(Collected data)
►

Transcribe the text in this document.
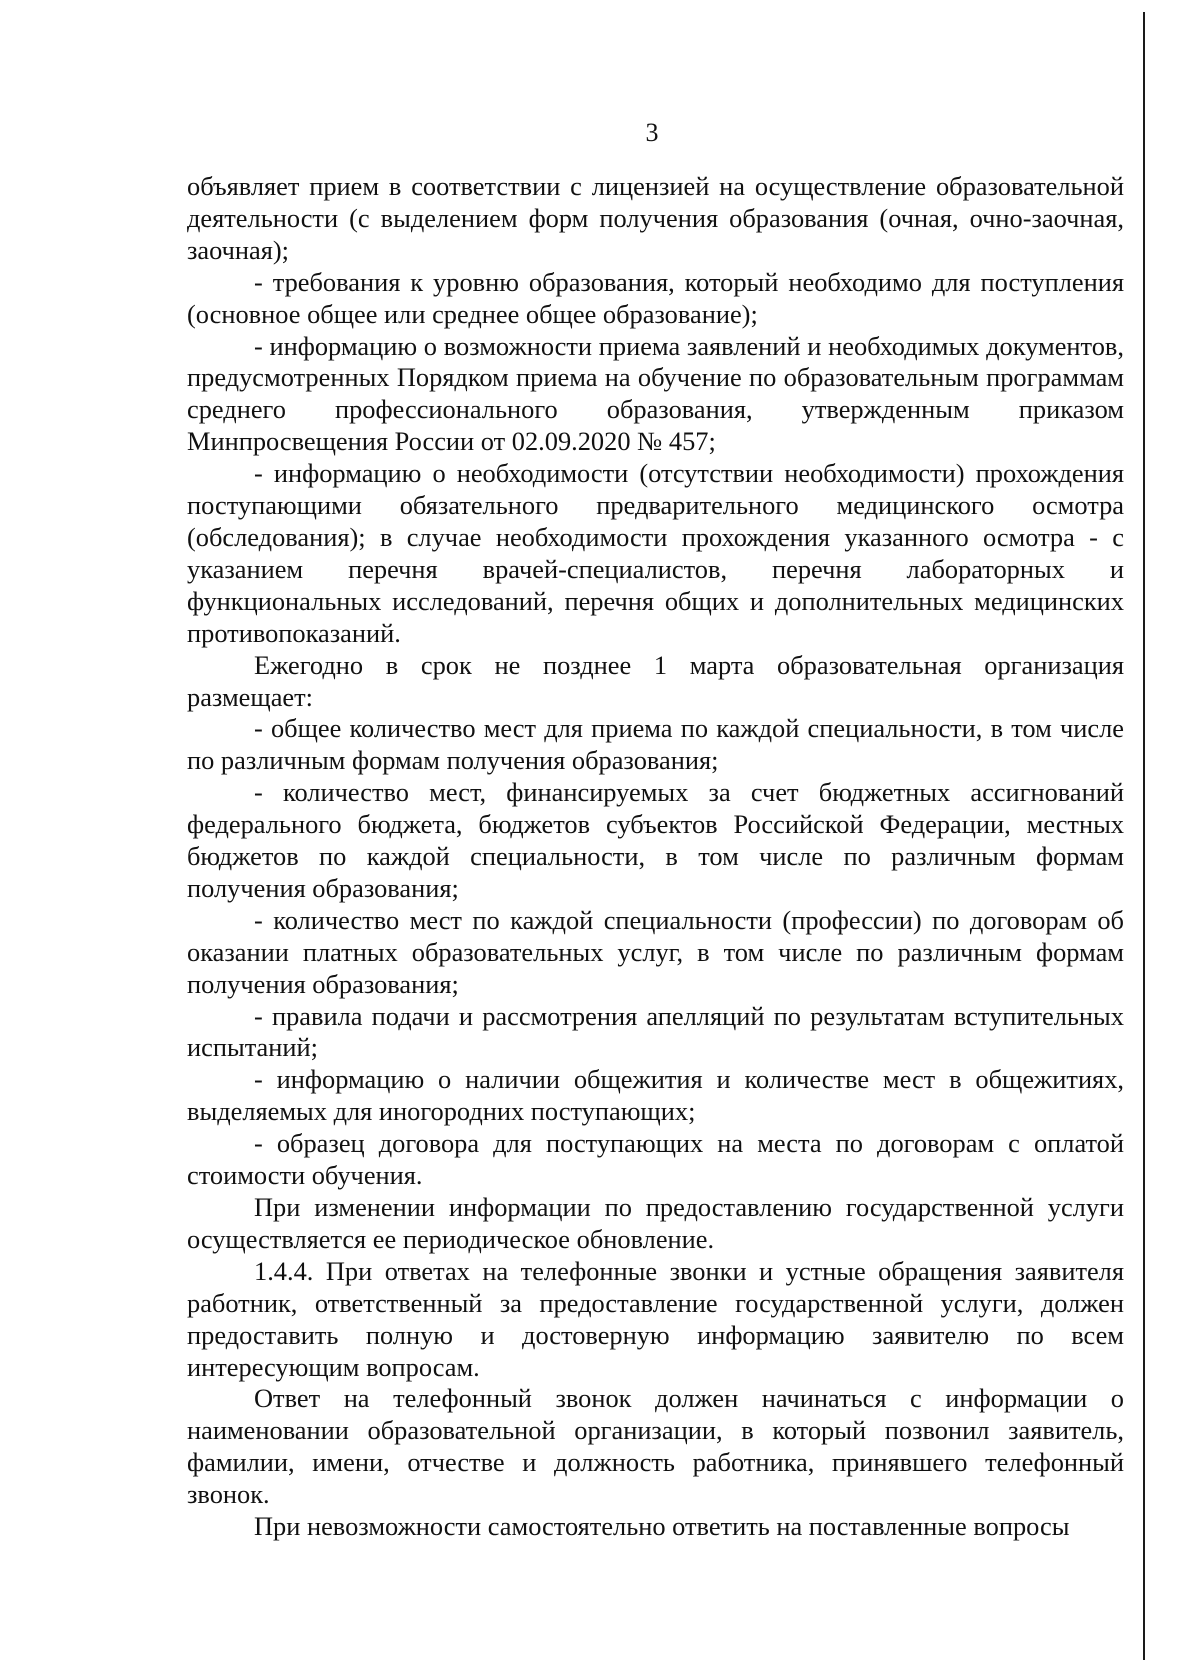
3

объявляет прием в соответствии с лицензией на осуществление образовательной деятельности (с выделением форм получения образования (очная, очно-заочная, заочная);

- требования к уровню образования, который необходимо для поступления (основное общее или среднее общее образование);

- информацию о возможности приема заявлений и необходимых документов, предусмотренных Порядком приема на обучение по образовательным программам среднего профессионального образования, утвержденным приказом Минпросвещения России от 02.09.2020 № 457;

- информацию о необходимости (отсутствии необходимости) прохождения поступающими обязательного предварительного медицинского осмотра (обследования); в случае необходимости прохождения указанного осмотра - с указанием перечня врачей-специалистов, перечня лабораторных и функциональных исследований, перечня общих и дополнительных медицинских противопоказаний.

Ежегодно в срок не позднее 1 марта образовательная организация размещает:

- общее количество мест для приема по каждой специальности, в том числе по различным формам получения образования;

- количество мест, финансируемых за счет бюджетных ассигнований федерального бюджета, бюджетов субъектов Российской Федерации, местных бюджетов по каждой специальности, в том числе по различным формам получения образования;

- количество мест по каждой специальности (профессии) по договорам об оказании платных образовательных услуг, в том числе по различным формам получения образования;

- правила подачи и рассмотрения апелляций по результатам вступительных испытаний;

- информацию о наличии общежития и количестве мест в общежитиях, выделяемых для иногородних поступающих;

- образец договора для поступающих на места по договорам с оплатой стоимости обучения.

При изменении информации по предоставлению государственной услуги осуществляется ее периодическое обновление.

1.4.4. При ответах на телефонные звонки и устные обращения заявителя работник, ответственный за предоставление государственной услуги, должен предоставить полную и достоверную информацию заявителю по всем интересующим вопросам.

Ответ на телефонный звонок должен начинаться с информации о наименовании образовательной организации, в который позвонил заявитель, фамилии, имени, отчестве и должность работника, принявшего телефонный звонок.

При невозможности самостоятельно ответить на поставленные вопросы
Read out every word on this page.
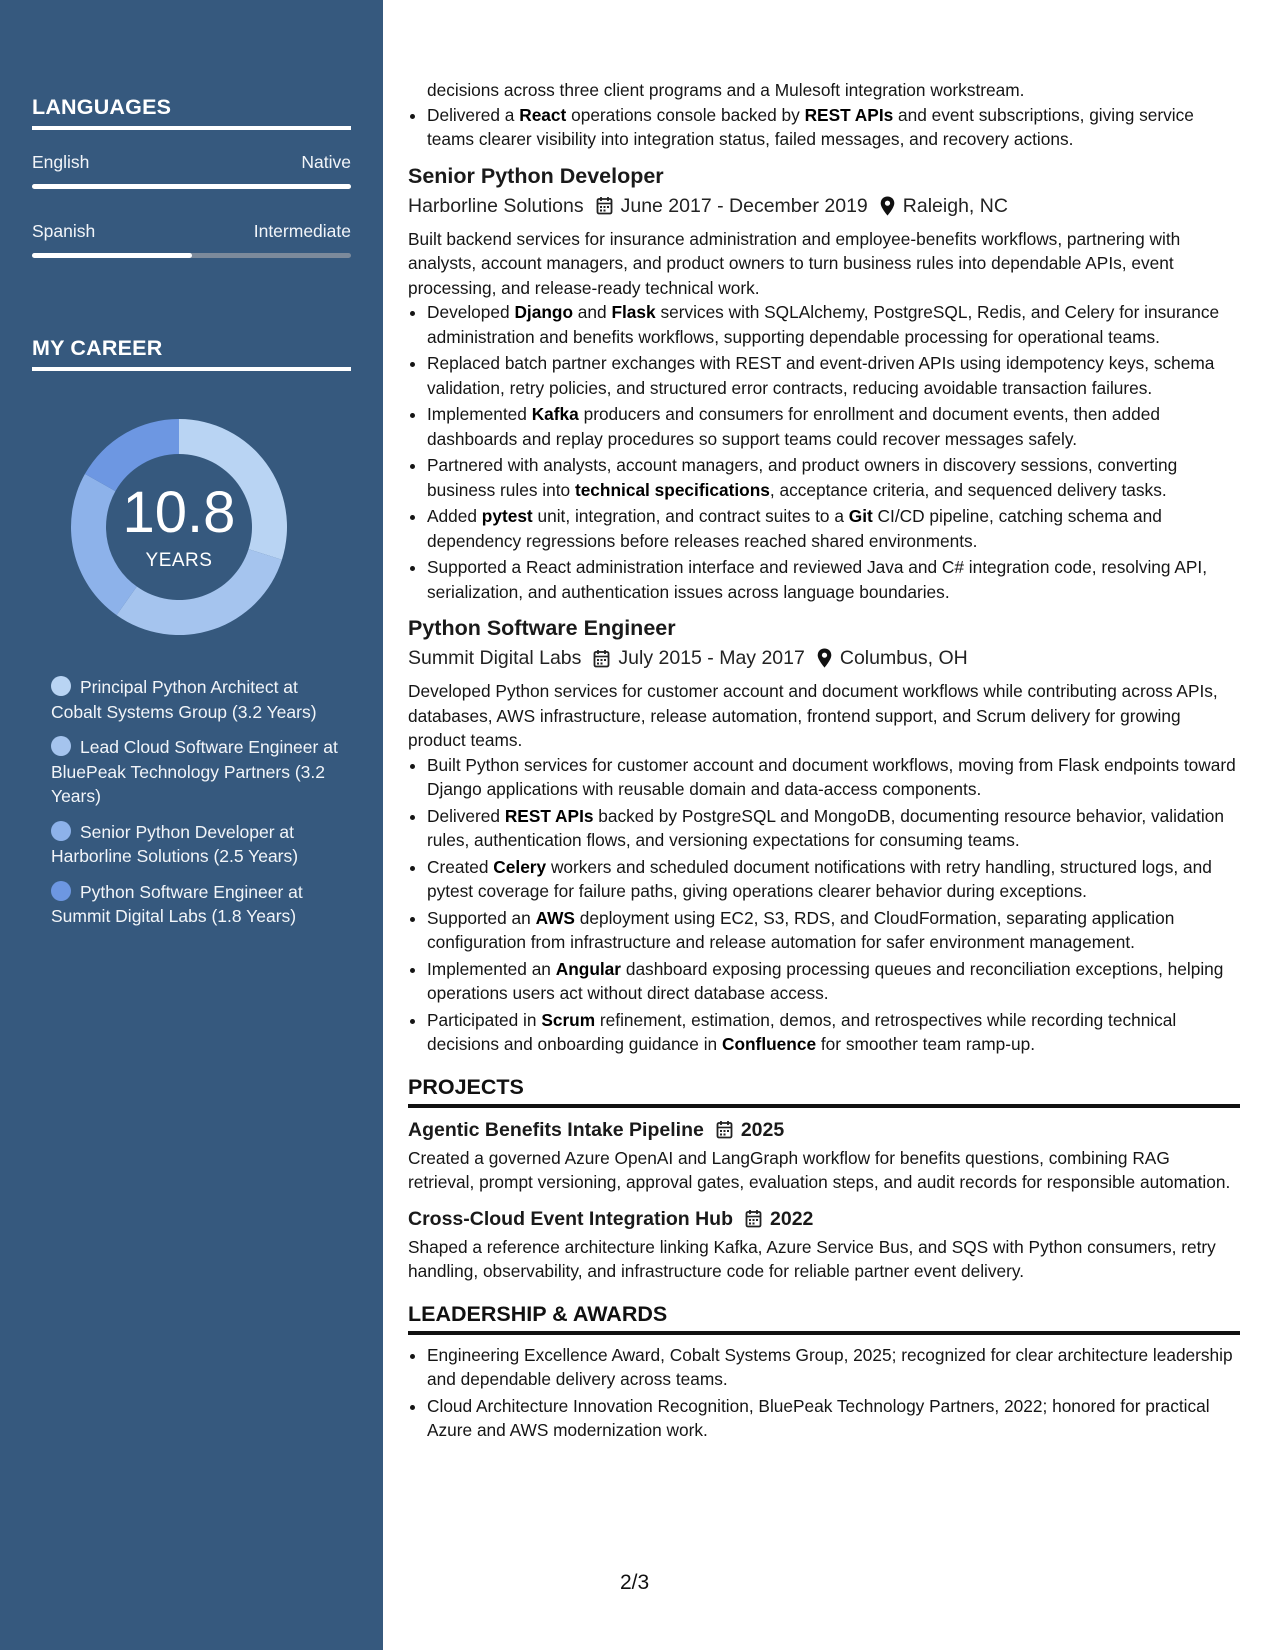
LANGUAGES
English	Native
Spanish	Intermediate
MY CAREER
10.8
YEARS
Principal Python Architect at Cobalt Systems Group (3.2 Years)
Lead Cloud Software Engineer at BluePeak Technology Partners (3.2 Years)
Senior Python Developer at Harborline Solutions (2.5 Years)
Python Software Engineer at Summit Digital Labs (1.8 Years)
decisions across three client programs and a Mulesoft integration workstream.
• Delivered a React operations console backed by REST APIs and event subscriptions, giving service teams clearer visibility into integration status, failed messages, and recovery actions.
Senior Python Developer
Harborline Solutions June 2017 - December 2019 Raleigh, NC
Built backend services for insurance administration and employee-benefits workflows, partnering with analysts, account managers, and product owners to turn business rules into dependable APIs, event processing, and release-ready technical work.
• Developed Django and Flask services with SQLAlchemy, PostgreSQL, Redis, and Celery for insurance administration and benefits workflows, supporting dependable processing for operational teams.
• Replaced batch partner exchanges with REST and event-driven APIs using idempotency keys, schema validation, retry policies, and structured error contracts, reducing avoidable transaction failures.
• Implemented Kafka producers and consumers for enrollment and document events, then added dashboards and replay procedures so support teams could recover messages safely.
• Partnered with analysts, account managers, and product owners in discovery sessions, converting business rules into technical specifications, acceptance criteria, and sequenced delivery tasks.
• Added pytest unit, integration, and contract suites to a Git CI/CD pipeline, catching schema and dependency regressions before releases reached shared environments.
• Supported a React administration interface and reviewed Java and C# integration code, resolving API, serialization, and authentication issues across language boundaries.
Python Software Engineer
Summit Digital Labs July 2015 - May 2017 Columbus, OH
Developed Python services for customer account and document workflows while contributing across APIs, databases, AWS infrastructure, release automation, frontend support, and Scrum delivery for growing product teams.
• Built Python services for customer account and document workflows, moving from Flask endpoints toward Django applications with reusable domain and data-access components.
• Delivered REST APIs backed by PostgreSQL and MongoDB, documenting resource behavior, validation rules, authentication flows, and versioning expectations for consuming teams.
• Created Celery workers and scheduled document notifications with retry handling, structured logs, and pytest coverage for failure paths, giving operations clearer behavior during exceptions.
• Supported an AWS deployment using EC2, S3, RDS, and CloudFormation, separating application configuration from infrastructure and release automation for safer environment management.
• Implemented an Angular dashboard exposing processing queues and reconciliation exceptions, helping operations users act without direct database access.
• Participated in Scrum refinement, estimation, demos, and retrospectives while recording technical decisions and onboarding guidance in Confluence for smoother team ramp-up.
PROJECTS
Agentic Benefits Intake Pipeline 2025
Created a governed Azure OpenAI and LangGraph workflow for benefits questions, combining RAG retrieval, prompt versioning, approval gates, evaluation steps, and audit records for responsible automation.
Cross-Cloud Event Integration Hub 2022
Shaped a reference architecture linking Kafka, Azure Service Bus, and SQS with Python consumers, retry handling, observability, and infrastructure code for reliable partner event delivery.
LEADERSHIP & AWARDS
• Engineering Excellence Award, Cobalt Systems Group, 2025; recognized for clear architecture leadership and dependable delivery across teams.
• Cloud Architecture Innovation Recognition, BluePeak Technology Partners, 2022; honored for practical Azure and AWS modernization work.
2/3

◄

Exercise brief: Identify every line above with the string "Group" in it. Copy those lines.

Finished exercise:
Principal Python Architect at Cobalt Systems Group (3.2 Years)
• Engineering Excellence Award, Cobalt Systems Group, 2025; recognized for clear architecture leadership and dependable delivery across teams.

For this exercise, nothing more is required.